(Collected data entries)
☆ ☆ ☆ ☆
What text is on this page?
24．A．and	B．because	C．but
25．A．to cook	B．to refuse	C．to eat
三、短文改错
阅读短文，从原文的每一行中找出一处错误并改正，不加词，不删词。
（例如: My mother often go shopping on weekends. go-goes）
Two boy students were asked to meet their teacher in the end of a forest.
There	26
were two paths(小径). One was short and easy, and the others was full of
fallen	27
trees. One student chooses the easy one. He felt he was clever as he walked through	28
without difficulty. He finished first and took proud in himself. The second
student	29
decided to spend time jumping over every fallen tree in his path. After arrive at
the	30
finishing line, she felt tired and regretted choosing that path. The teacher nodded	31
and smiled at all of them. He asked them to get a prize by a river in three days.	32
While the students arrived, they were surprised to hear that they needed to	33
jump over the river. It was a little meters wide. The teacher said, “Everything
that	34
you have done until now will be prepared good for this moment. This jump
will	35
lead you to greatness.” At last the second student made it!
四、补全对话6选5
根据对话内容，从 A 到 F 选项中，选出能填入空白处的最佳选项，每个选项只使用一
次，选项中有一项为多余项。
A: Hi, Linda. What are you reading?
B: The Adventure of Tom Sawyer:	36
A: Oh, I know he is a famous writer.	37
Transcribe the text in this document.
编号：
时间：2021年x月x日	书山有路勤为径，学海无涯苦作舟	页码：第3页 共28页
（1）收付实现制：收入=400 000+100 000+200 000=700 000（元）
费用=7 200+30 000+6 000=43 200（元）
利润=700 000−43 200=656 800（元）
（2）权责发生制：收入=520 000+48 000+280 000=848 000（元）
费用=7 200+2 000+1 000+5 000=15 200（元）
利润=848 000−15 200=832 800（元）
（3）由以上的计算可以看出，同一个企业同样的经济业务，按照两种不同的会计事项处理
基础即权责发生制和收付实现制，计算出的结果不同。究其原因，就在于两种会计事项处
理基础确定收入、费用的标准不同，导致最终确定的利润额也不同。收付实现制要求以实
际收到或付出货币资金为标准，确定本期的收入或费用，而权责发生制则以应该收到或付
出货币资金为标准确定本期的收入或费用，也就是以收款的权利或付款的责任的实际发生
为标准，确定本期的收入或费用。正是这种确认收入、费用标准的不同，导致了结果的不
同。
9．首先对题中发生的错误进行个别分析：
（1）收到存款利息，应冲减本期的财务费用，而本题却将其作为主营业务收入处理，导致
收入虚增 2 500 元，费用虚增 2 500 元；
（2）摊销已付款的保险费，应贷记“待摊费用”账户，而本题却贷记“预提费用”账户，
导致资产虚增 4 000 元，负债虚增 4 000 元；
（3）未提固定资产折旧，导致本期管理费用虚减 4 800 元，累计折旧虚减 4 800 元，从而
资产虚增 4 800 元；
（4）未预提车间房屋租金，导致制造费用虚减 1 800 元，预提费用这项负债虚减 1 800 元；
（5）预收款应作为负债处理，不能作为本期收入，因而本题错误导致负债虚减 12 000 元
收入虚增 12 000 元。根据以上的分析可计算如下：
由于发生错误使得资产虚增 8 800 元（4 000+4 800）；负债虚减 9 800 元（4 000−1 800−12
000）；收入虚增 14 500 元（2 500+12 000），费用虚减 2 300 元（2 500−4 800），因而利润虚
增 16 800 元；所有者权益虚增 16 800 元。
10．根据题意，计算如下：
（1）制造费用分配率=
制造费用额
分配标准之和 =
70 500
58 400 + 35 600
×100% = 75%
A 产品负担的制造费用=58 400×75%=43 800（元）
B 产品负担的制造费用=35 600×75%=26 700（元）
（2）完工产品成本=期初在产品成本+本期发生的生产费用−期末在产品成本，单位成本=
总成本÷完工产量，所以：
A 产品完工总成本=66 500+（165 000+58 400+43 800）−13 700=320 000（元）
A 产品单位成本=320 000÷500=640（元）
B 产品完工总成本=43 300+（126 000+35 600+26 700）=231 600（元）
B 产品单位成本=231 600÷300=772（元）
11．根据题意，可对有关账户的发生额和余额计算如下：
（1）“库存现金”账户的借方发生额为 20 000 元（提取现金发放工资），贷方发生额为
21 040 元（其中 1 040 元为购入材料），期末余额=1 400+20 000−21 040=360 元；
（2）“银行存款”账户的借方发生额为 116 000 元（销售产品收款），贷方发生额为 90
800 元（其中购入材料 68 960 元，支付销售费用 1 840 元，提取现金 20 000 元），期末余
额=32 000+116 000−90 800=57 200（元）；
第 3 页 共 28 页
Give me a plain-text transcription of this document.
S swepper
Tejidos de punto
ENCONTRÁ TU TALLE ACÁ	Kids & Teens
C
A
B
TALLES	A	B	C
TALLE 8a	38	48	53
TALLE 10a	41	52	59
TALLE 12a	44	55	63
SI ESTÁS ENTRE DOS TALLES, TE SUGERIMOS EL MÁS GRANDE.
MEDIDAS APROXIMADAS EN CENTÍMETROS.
☆ ☆ ☆ ☆
#### What the exercise asks:
Restate the data above word for word, please.

#### Written solution:
What text is on this page?
24．A．and	B．because	C．but
25．A．to cook	B．to refuse	C．to eat
三、短文改错
阅读短文，从原文的每一行中找出一处错误并改正，不加词，不删词。
（例如: My mother often go shopping on weekends. go-goes）
Two boy students were asked to meet their teacher in the end of a forest.
There	26
were two paths(小径). One was short and easy, and the others was full of
fallen	27
trees. One student chooses the easy one. He felt he was clever as he walked through	28
without difficulty. He finished first and took proud in himself. The second
student	29
decided to spend time jumping over every fallen tree in his path. After arrive at
the	30
finishing line, she felt tired and regretted choosing that path. The teacher nodded	31
and smiled at all of them. He asked them to get a prize by a river in three days.	32
While the students arrived, they were surprised to hear that they needed to	33
jump over the river. It was a little meters wide. The teacher said, “Everything
that	34
you have done until now will be prepared good for this moment. This jump
will	35
lead you to greatness.” At last the second student made it!
四、补全对话6选5
根据对话内容，从 A 到 F 选项中，选出能填入空白处的最佳选项，每个选项只使用一
次，选项中有一项为多余项。
A: Hi, Linda. What are you reading?
B: The Adventure of Tom Sawyer:	36
A: Oh, I know he is a famous writer.	37
Transcribe the text in this document.
编号：
时间：2021年x月x日	书山有路勤为径，学海无涯苦作舟	页码：第3页 共28页
（1）收付实现制：收入=400 000+100 000+200 000=700 000（元）
费用=7 200+30 000+6 000=43 200（元）
利润=700 000−43 200=656 800（元）
（2）权责发生制：收入=520 000+48 000+280 000=848 000（元）
费用=7 200+2 000+1 000+5 000=15 200（元）
利润=848 000−15 200=832 800（元）
（3）由以上的计算可以看出，同一个企业同样的经济业务，按照两种不同的会计事项处理
基础即权责发生制和收付实现制，计算出的结果不同。究其原因，就在于两种会计事项处
理基础确定收入、费用的标准不同，导致最终确定的利润额也不同。收付实现制要求以实
际收到或付出货币资金为标准，确定本期的收入或费用，而权责发生制则以应该收到或付
出货币资金为标准确定本期的收入或费用，也就是以收款的权利或付款的责任的实际发生
为标准，确定本期的收入或费用。正是这种确认收入、费用标准的不同，导致了结果的不
同。
9．首先对题中发生的错误进行个别分析：
（1）收到存款利息，应冲减本期的财务费用，而本题却将其作为主营业务收入处理，导致
收入虚增 2 500 元，费用虚增 2 500 元；
（2）摊销已付款的保险费，应贷记“待摊费用”账户，而本题却贷记“预提费用”账户，
导致资产虚增 4 000 元，负债虚增 4 000 元；
（3）未提固定资产折旧，导致本期管理费用虚减 4 800 元，累计折旧虚减 4 800 元，从而
资产虚增 4 800 元；
（4）未预提车间房屋租金，导致制造费用虚减 1 800 元，预提费用这项负债虚减 1 800 元；
（5）预收款应作为负债处理，不能作为本期收入，因而本题错误导致负债虚减 12 000 元
收入虚增 12 000 元。根据以上的分析可计算如下：
由于发生错误使得资产虚增 8 800 元（4 000+4 800）；负债虚减 9 800 元（4 000−1 800−12
000）；收入虚增 14 500 元（2 500+12 000），费用虚减 2 300 元（2 500−4 800），因而利润虚
增 16 800 元；所有者权益虚增 16 800 元。
10．根据题意，计算如下：
（1）制造费用分配率=
制造费用额
分配标准之和 =
70 500
58 400 + 35 600
×100% = 75%
A 产品负担的制造费用=58 400×75%=43 800（元）
B 产品负担的制造费用=35 600×75%=26 700（元）
（2）完工产品成本=期初在产品成本+本期发生的生产费用−期末在产品成本，单位成本=
总成本÷完工产量，所以：
A 产品完工总成本=66 500+（165 000+58 400+43 800）−13 700=320 000（元）
A 产品单位成本=320 000÷500=640（元）
B 产品完工总成本=43 300+（126 000+35 600+26 700）=231 600（元）
B 产品单位成本=231 600÷300=772（元）
11．根据题意，可对有关账户的发生额和余额计算如下：
（1）“库存现金”账户的借方发生额为 20 000 元（提取现金发放工资），贷方发生额为
21 040 元（其中 1 040 元为购入材料），期末余额=1 400+20 000−21 040=360 元；
（2）“银行存款”账户的借方发生额为 116 000 元（销售产品收款），贷方发生额为 90
800 元（其中购入材料 68 960 元，支付销售费用 1 840 元，提取现金 20 000 元），期末余
额=32 000+116 000−90 800=57 200（元）；
第 3 页 共 28 页
Give me a plain-text transcription of this document.
S swepper
Tejidos de punto
ENCONTRÁ TU TALLE ACÁ	Kids & Teens
C
A
B
TALLES	A	B	C
TALLE 8a	38	48	53
TALLE 10a	41	52	59
TALLE 12a	44	55	63
SI ESTÁS ENTRE DOS TALLES, TE SUGERIMOS EL MÁS GRANDE.
MEDIDAS APROXIMADAS EN CENTÍMETROS.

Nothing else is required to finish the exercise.